• _GIVEN TASK_
Present every line in which the string "ylabel" appears.
# DATA PROVIDED start
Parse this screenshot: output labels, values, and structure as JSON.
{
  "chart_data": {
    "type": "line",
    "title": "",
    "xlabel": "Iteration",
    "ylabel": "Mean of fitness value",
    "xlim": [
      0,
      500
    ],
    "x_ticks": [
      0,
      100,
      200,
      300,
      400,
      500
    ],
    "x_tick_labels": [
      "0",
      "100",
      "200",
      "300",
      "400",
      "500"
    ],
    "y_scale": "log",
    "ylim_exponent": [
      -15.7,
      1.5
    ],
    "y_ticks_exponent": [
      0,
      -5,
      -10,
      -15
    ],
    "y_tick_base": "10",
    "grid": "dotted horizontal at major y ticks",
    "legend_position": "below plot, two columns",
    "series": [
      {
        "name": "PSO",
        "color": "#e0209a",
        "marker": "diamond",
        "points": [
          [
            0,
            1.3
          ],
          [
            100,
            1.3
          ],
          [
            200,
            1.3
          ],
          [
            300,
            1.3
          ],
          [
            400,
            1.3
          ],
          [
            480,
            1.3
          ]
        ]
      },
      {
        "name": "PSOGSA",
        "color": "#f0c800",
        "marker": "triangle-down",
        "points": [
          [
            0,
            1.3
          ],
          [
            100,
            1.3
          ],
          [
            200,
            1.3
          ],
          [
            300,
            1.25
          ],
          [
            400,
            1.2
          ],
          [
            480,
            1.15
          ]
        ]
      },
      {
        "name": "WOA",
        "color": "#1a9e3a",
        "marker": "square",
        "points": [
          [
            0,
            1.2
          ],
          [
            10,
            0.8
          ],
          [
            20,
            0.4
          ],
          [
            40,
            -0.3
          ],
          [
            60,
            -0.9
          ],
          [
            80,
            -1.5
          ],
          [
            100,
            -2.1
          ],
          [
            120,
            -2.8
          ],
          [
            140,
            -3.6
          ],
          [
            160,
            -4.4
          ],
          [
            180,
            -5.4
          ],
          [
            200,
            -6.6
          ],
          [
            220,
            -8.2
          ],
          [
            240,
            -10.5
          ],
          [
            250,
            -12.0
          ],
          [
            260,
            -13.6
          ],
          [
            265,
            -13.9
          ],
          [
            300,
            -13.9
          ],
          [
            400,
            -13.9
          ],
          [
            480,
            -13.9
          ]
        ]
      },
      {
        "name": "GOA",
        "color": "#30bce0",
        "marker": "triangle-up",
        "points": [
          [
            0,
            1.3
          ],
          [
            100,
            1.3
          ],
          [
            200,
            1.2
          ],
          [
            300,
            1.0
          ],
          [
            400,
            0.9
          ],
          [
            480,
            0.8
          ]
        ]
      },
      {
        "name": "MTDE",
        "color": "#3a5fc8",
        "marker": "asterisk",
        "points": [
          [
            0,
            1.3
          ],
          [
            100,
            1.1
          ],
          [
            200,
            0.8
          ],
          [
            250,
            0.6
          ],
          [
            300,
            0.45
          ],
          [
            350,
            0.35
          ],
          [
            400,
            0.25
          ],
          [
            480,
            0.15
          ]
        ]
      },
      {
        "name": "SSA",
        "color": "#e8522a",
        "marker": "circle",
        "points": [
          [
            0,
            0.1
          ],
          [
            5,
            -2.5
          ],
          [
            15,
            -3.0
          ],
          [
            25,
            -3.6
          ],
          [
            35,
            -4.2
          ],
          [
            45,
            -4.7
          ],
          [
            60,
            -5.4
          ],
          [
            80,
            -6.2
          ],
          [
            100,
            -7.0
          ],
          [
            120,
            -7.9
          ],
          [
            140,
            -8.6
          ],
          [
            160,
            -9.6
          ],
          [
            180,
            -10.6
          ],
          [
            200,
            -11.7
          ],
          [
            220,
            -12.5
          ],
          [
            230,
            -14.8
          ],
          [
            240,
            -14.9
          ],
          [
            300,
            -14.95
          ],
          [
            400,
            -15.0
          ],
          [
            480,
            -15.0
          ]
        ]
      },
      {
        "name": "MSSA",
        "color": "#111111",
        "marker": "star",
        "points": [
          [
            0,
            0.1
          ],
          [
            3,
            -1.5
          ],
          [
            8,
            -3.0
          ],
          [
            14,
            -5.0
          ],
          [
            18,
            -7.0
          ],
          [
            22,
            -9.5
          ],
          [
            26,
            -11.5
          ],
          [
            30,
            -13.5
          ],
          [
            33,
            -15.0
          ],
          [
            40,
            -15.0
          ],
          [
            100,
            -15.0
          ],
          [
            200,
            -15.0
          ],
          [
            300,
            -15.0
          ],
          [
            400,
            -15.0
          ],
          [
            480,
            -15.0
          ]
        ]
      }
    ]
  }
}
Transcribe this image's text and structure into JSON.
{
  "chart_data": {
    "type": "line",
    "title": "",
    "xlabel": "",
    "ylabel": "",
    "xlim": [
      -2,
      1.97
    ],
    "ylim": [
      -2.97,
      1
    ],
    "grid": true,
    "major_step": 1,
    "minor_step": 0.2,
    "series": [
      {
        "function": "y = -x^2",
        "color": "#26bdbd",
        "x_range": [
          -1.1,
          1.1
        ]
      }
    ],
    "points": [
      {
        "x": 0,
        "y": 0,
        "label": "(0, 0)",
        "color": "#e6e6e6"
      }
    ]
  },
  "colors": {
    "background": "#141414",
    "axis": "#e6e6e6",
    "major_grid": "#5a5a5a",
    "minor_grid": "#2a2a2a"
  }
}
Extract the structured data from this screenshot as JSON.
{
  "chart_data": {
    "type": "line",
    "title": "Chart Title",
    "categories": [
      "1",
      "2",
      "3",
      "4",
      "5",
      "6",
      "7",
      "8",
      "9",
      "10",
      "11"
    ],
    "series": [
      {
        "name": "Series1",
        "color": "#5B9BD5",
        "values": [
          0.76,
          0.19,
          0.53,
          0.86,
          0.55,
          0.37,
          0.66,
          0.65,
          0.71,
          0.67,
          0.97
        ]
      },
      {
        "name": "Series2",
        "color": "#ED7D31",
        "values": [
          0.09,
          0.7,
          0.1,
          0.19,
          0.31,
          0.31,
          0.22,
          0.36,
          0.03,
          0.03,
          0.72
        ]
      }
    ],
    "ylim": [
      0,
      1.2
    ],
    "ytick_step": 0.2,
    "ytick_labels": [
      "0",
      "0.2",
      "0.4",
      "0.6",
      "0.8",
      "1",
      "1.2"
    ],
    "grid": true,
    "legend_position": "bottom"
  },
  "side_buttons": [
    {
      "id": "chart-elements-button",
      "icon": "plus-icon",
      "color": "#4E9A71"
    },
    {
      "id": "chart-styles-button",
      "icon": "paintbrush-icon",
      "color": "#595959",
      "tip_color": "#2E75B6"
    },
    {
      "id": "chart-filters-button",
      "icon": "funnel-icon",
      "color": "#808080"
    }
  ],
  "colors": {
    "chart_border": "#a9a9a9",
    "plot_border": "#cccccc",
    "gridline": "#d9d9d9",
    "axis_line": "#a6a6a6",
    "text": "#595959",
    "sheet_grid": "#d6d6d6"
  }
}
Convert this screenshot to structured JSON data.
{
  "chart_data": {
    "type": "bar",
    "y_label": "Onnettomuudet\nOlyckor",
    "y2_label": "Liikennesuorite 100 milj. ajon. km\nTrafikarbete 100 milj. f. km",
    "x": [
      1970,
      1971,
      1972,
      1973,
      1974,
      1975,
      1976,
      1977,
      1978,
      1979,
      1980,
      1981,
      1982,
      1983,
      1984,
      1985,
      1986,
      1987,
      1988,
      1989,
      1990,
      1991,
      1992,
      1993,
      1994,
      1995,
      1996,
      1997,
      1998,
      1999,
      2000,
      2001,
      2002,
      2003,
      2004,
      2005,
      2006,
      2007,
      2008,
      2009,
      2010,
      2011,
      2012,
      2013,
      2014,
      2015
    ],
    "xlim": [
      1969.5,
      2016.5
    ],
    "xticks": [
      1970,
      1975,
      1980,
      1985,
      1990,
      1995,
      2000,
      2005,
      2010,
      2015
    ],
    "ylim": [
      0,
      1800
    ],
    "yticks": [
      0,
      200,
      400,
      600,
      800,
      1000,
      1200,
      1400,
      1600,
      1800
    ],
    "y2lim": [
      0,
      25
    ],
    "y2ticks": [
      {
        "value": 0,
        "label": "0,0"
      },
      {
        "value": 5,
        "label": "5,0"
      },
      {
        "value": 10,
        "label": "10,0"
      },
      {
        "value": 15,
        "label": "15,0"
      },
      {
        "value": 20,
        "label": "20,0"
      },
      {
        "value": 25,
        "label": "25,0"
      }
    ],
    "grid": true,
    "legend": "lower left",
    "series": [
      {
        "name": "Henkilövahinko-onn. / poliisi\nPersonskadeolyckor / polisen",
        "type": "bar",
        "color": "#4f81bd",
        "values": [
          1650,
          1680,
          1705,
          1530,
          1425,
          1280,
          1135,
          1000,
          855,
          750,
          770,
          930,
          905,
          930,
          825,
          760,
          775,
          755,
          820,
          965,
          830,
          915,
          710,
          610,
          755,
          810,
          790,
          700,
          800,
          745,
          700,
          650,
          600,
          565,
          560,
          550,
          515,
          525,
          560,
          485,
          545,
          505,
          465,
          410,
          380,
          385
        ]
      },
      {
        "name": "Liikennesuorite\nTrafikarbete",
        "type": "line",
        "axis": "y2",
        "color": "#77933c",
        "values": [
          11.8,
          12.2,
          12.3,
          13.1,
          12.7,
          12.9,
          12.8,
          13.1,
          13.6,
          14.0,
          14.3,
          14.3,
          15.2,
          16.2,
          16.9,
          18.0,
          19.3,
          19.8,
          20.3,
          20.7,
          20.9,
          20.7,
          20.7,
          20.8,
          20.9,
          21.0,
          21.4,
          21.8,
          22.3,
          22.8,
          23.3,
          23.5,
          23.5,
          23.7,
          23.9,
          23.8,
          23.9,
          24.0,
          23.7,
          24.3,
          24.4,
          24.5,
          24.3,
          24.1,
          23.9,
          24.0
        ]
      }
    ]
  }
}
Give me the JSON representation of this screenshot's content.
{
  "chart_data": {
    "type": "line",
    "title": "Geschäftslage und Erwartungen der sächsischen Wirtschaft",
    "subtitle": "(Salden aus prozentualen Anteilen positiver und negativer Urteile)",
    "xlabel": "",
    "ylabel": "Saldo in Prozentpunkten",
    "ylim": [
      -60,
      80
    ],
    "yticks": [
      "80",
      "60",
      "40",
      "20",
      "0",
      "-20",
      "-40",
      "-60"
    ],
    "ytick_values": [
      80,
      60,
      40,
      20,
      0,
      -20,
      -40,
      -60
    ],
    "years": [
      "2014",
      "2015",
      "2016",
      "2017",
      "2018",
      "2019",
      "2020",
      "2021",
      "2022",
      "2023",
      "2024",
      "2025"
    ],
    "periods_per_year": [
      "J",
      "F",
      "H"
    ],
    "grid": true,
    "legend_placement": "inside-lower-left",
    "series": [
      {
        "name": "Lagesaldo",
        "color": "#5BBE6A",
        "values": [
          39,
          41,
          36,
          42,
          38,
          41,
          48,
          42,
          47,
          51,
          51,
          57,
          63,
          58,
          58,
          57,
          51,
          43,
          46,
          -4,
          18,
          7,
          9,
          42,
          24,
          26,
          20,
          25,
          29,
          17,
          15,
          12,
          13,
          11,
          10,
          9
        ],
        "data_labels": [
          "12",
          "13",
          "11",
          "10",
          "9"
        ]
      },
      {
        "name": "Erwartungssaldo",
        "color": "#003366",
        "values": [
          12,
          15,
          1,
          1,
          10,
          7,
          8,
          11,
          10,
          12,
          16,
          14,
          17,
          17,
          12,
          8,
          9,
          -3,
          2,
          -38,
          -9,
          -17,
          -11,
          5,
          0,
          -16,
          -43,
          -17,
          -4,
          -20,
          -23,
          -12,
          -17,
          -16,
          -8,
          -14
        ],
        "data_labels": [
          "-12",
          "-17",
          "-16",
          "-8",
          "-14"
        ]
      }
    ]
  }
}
# DATA PROVIDED end
• _CORRECT ANSWER_
    "ylabel": "Mean of fitness value",
    "ylabel": "",
    "ylabel": "Saldo in Prozentpunkten",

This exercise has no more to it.